REQUIRED TASK
Gather up all lines that carry the word "JSON".

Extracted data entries
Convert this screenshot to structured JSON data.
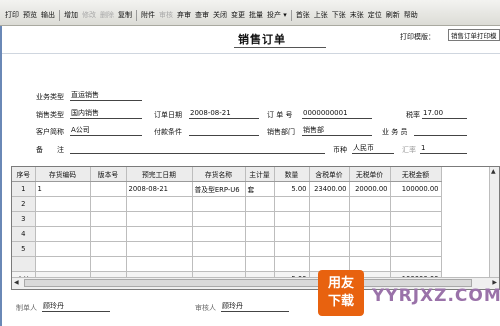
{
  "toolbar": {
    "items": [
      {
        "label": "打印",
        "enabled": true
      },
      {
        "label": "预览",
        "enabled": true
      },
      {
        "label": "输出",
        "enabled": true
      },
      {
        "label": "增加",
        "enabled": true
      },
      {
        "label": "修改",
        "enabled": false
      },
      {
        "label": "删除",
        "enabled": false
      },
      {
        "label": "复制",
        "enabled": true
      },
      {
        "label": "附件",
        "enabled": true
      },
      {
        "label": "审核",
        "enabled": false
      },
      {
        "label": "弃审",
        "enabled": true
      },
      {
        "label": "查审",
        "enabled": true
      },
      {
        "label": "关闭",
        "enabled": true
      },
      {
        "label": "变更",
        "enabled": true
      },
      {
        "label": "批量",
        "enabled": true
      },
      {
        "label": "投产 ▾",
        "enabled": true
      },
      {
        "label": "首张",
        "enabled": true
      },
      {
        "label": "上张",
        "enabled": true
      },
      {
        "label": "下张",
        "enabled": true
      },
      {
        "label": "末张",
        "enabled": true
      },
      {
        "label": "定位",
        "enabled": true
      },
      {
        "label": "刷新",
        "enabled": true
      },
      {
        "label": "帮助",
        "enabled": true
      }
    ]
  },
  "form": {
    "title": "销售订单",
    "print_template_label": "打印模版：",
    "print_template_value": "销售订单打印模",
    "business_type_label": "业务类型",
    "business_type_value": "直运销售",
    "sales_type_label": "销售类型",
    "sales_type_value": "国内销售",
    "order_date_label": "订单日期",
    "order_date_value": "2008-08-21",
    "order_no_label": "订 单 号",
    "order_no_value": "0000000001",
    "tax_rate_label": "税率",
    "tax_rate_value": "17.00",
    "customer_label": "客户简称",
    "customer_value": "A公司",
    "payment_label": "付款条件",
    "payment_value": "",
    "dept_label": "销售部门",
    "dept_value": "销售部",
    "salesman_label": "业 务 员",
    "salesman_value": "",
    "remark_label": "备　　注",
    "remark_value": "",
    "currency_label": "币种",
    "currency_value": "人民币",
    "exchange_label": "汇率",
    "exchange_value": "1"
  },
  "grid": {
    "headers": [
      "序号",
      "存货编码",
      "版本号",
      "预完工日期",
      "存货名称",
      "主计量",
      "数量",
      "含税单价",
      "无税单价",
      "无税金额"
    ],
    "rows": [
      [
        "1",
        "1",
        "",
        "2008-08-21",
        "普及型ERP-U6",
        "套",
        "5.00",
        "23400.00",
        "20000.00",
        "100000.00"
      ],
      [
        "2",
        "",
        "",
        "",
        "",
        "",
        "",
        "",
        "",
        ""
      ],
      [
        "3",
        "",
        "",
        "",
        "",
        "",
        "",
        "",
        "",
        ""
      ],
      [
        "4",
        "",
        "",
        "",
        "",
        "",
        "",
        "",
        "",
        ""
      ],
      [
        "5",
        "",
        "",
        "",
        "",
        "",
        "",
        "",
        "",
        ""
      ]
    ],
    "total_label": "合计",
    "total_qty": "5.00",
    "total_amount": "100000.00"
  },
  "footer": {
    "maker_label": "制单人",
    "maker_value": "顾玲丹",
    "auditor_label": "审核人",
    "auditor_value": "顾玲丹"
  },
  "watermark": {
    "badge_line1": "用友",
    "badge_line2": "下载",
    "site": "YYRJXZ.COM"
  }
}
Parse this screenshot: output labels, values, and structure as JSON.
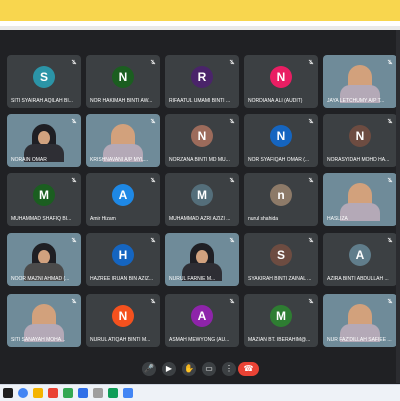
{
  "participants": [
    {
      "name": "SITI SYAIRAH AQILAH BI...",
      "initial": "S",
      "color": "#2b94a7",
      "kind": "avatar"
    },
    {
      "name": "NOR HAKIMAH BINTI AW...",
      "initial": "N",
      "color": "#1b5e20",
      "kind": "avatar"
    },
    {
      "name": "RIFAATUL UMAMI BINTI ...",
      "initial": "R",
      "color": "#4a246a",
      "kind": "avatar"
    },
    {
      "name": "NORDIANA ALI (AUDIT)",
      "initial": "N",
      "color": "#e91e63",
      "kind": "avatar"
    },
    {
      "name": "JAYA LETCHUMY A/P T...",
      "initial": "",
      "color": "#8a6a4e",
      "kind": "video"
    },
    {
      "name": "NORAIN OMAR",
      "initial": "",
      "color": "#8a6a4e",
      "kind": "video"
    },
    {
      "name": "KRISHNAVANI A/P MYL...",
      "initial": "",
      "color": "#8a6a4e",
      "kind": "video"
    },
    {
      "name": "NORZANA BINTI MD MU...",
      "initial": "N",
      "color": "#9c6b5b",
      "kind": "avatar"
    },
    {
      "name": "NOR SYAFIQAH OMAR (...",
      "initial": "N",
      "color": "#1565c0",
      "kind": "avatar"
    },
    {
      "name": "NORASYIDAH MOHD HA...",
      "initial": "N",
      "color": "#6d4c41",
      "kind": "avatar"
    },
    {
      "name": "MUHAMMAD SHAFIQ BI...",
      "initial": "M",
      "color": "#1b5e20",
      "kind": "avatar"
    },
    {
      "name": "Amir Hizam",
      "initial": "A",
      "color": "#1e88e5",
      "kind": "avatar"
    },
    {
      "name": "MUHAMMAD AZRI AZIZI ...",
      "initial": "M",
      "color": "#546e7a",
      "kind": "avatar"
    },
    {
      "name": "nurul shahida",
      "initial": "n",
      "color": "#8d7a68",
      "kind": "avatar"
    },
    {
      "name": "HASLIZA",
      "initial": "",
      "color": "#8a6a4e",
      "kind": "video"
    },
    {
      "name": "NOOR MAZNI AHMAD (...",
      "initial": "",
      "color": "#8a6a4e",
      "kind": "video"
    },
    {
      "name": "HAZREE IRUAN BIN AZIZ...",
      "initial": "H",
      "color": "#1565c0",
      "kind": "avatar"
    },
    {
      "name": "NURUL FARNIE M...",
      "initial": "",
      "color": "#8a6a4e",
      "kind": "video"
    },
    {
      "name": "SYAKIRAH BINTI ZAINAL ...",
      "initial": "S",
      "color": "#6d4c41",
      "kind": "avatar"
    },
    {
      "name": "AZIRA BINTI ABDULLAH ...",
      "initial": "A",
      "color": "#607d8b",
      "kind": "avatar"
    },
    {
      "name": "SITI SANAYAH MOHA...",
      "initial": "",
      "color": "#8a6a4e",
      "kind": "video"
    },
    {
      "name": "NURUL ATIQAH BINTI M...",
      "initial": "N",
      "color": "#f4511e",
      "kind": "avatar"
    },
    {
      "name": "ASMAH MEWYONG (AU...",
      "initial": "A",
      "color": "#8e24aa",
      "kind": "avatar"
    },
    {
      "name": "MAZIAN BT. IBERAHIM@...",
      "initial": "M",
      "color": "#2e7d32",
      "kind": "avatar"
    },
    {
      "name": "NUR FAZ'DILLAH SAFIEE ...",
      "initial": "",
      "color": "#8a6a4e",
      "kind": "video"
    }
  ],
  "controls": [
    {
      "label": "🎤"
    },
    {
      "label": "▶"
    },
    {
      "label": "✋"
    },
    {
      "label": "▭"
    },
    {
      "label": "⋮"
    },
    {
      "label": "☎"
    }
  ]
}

SOLUTION TO THE PROBLEM
Convert this screenshot to structured JSON data.
Parse this screenshot: output labels, values, and structure as JSON.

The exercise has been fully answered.